Task to carry out: Could you return the data below unchanged, line for line, while leaving out the pictures?

Data shown:
◆ ◆ ◆
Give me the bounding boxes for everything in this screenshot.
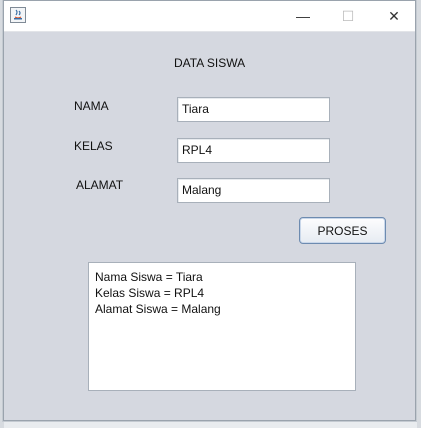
nama-field[interactable]: Tiara xyxy=(177,97,330,122)
output-line: Nama Siswa = Tiara xyxy=(95,270,203,284)
form-heading: DATA SISWA xyxy=(174,56,246,70)
java-app-icon xyxy=(10,7,26,23)
alamat-field[interactable]: Malang xyxy=(177,178,330,203)
data-siswa-window: — ☐ ✕ DATA SISWA NAMA Tiara KELAS RPL4 A… xyxy=(3,0,416,421)
alamat-label: ALAMAT xyxy=(76,178,124,192)
background-window-edge-right xyxy=(417,0,421,428)
output-line: Kelas Siswa = RPL4 xyxy=(95,286,205,300)
close-icon[interactable]: ✕ xyxy=(372,1,416,31)
title-bar[interactable]: — ☐ ✕ xyxy=(4,1,415,32)
kelas-label: KELAS xyxy=(74,139,113,153)
maximize-icon[interactable]: ☐ xyxy=(326,1,370,31)
minimize-icon[interactable]: — xyxy=(281,1,325,31)
proses-button[interactable]: PROSES xyxy=(299,217,386,244)
kelas-field[interactable]: RPL4 xyxy=(177,138,330,163)
output-text-area[interactable]: Nama Siswa = Tiara Kelas Siswa = RPL4 Al… xyxy=(88,262,356,391)
nama-label: NAMA xyxy=(74,99,109,113)
output-line: Alamat Siswa = Malang xyxy=(95,302,221,316)
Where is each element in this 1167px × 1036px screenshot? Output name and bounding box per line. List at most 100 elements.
◆ ◆ ◆
Answer for the task:
Give me the bounding boxes for everything in this screenshot.
nama-field[interactable]: Tiara xyxy=(177,97,330,122)
output-line: Nama Siswa = Tiara xyxy=(95,270,203,284)
form-heading: DATA SISWA xyxy=(174,56,246,70)
java-app-icon xyxy=(10,7,26,23)
alamat-field[interactable]: Malang xyxy=(177,178,330,203)
data-siswa-window: — ☐ ✕ DATA SISWA NAMA Tiara KELAS RPL4 A… xyxy=(3,0,416,421)
alamat-label: ALAMAT xyxy=(76,178,124,192)
background-window-edge-right xyxy=(417,0,421,428)
output-line: Kelas Siswa = RPL4 xyxy=(95,286,205,300)
close-icon[interactable]: ✕ xyxy=(372,1,416,31)
title-bar[interactable]: — ☐ ✕ xyxy=(4,1,415,32)
kelas-label: KELAS xyxy=(74,139,113,153)
maximize-icon[interactable]: ☐ xyxy=(326,1,370,31)
minimize-icon[interactable]: — xyxy=(281,1,325,31)
proses-button[interactable]: PROSES xyxy=(299,217,386,244)
kelas-field[interactable]: RPL4 xyxy=(177,138,330,163)
output-text-area[interactable]: Nama Siswa = Tiara Kelas Siswa = RPL4 Al… xyxy=(88,262,356,391)
nama-label: NAMA xyxy=(74,99,109,113)
output-line: Alamat Siswa = Malang xyxy=(95,302,221,316)
Where is each element in this 1167px × 1036px screenshot? Output name and bounding box per line. List at most 100 elements.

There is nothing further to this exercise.